### Task goal
Look through the records below and collect all lines that hold the string "subtitle".
-- begin Task data --
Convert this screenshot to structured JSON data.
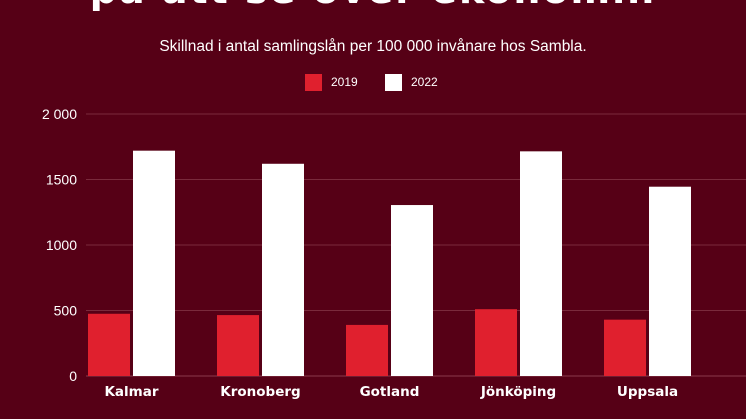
{
  "header": {
    "title": "på att se över ekonomin",
    "subtitle": "Skillnad i antal samlingslån per 100 000 invånare hos Sambla."
  },
  "colors": {
    "background": "#560016",
    "series_2019": "#e0202e",
    "series_2022": "#ffffff",
    "gridline": "#7a2a3c",
    "text": "#ffffff"
  },
  "chart_data": {
    "type": "bar",
    "title": "",
    "subtitle": "Skillnad i antal samlingslån per 100 000 invånare hos Sambla.",
    "xlabel": "",
    "ylabel": "",
    "categories": [
      "Kalmar",
      "Kronoberg",
      "Gotland",
      "Jönköping",
      "Uppsala"
    ],
    "series": [
      {
        "name": "2019",
        "values": [
          475,
          465,
          390,
          510,
          430
        ],
        "color": "#e0202e"
      },
      {
        "name": "2022",
        "values": [
          1720,
          1620,
          1305,
          1715,
          1445
        ],
        "color": "#ffffff"
      }
    ],
    "ylim": [
      0,
      2000
    ],
    "yticks": [
      0,
      500,
      1000,
      1500,
      2000
    ],
    "ytick_labels": [
      "0",
      "500",
      "1000",
      "1500",
      "2 000"
    ],
    "grid": true,
    "legend_position": "top-center"
  }
}
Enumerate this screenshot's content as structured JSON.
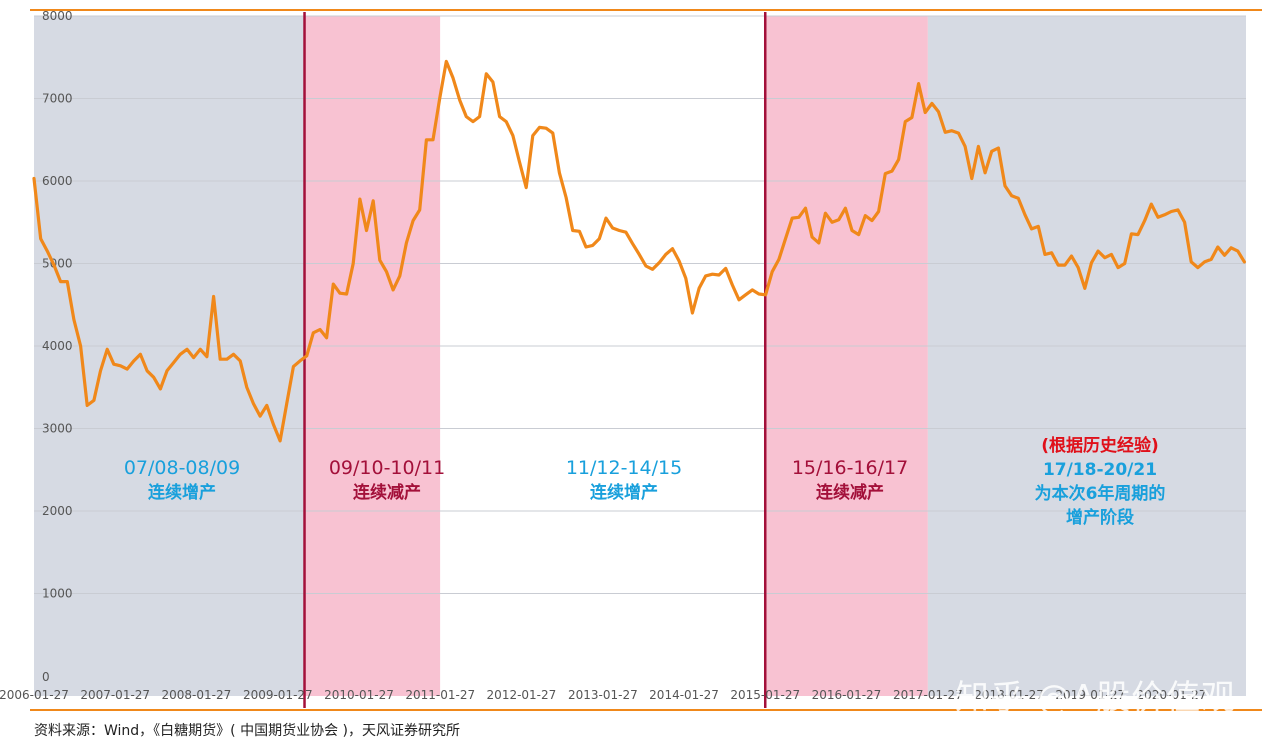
-- end Task data --
### Result below
    "subtitle": "Skillnad i antal samlingslån per 100 000 invånare hos Sambla."
    "subtitle": "Skillnad i antal samlingslån per 100 000 invånare hos Sambla.",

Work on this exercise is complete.